Give the listing again character for character, but drop the images.

-- START OF Record extracts --

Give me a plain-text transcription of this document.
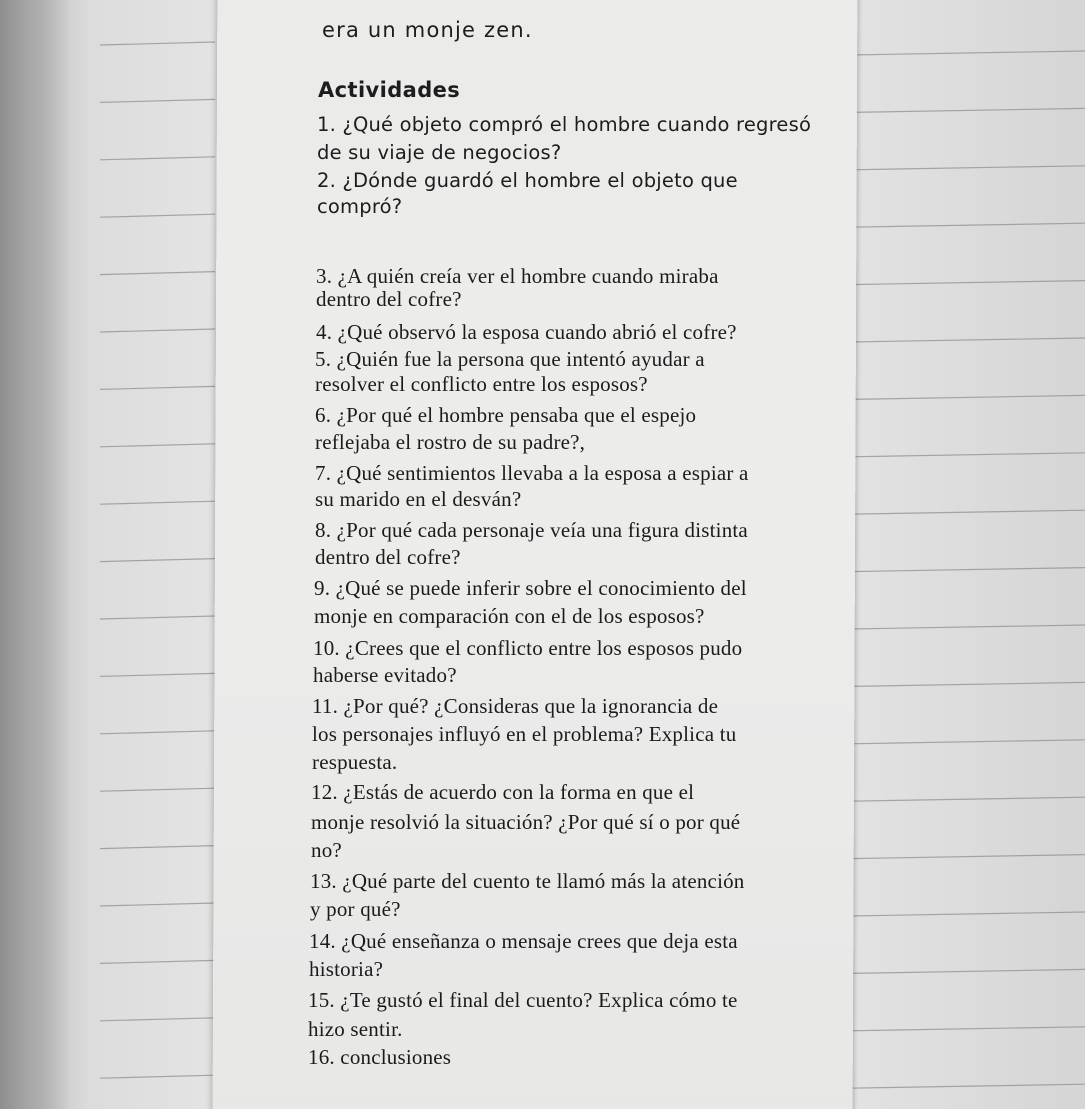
era un monje zen.
Actividades
1. ¿Qué objeto compró el hombre cuando regresó
de su viaje de negocios?
2. ¿Dónde guardó el hombre el objeto que
compró?
3. ¿A quién creía ver el hombre cuando miraba
dentro del cofre?
4. ¿Qué observó la esposa cuando abrió el cofre?
5. ¿Quién fue la persona que intentó ayudar a
resolver el conflicto entre los esposos?
6. ¿Por qué el hombre pensaba que el espejo
reflejaba el rostro de su padre?,
7. ¿Qué sentimientos llevaba a la esposa a espiar a
su marido en el desván?
8. ¿Por qué cada personaje veía una figura distinta
dentro del cofre?
9. ¿Qué se puede inferir sobre el conocimiento del
monje en comparación con el de los esposos?
10. ¿Crees que el conflicto entre los esposos pudo
haberse evitado?
11. ¿Por qué? ¿Consideras que la ignorancia de
los personajes influyó en el problema? Explica tu
respuesta.
12. ¿Estás de acuerdo con la forma en que el
monje resolvió la situación? ¿Por qué sí o por qué
no?
13. ¿Qué parte del cuento te llamó más la atención
y por qué?
14. ¿Qué enseñanza o mensaje crees que deja esta
historia?
15. ¿Te gustó el final del cuento? Explica cómo te
hizo sentir.
16. conclusiones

-- END OF Record extracts --

• [Response to the task]:
Give me a plain-text transcription of this document.
era un monje zen.
Actividades
1. ¿Qué objeto compró el hombre cuando regresó
de su viaje de negocios?
2. ¿Dónde guardó el hombre el objeto que
compró?
3. ¿A quién creía ver el hombre cuando miraba
dentro del cofre?
4. ¿Qué observó la esposa cuando abrió el cofre?
5. ¿Quién fue la persona que intentó ayudar a
resolver el conflicto entre los esposos?
6. ¿Por qué el hombre pensaba que el espejo
reflejaba el rostro de su padre?,
7. ¿Qué sentimientos llevaba a la esposa a espiar a
su marido en el desván?
8. ¿Por qué cada personaje veía una figura distinta
dentro del cofre?
9. ¿Qué se puede inferir sobre el conocimiento del
monje en comparación con el de los esposos?
10. ¿Crees que el conflicto entre los esposos pudo
haberse evitado?
11. ¿Por qué? ¿Consideras que la ignorancia de
los personajes influyó en el problema? Explica tu
respuesta.
12. ¿Estás de acuerdo con la forma en que el
monje resolvió la situación? ¿Por qué sí o por qué
no?
13. ¿Qué parte del cuento te llamó más la atención
y por qué?
14. ¿Qué enseñanza o mensaje crees que deja esta
historia?
15. ¿Te gustó el final del cuento? Explica cómo te
hizo sentir.
16. conclusiones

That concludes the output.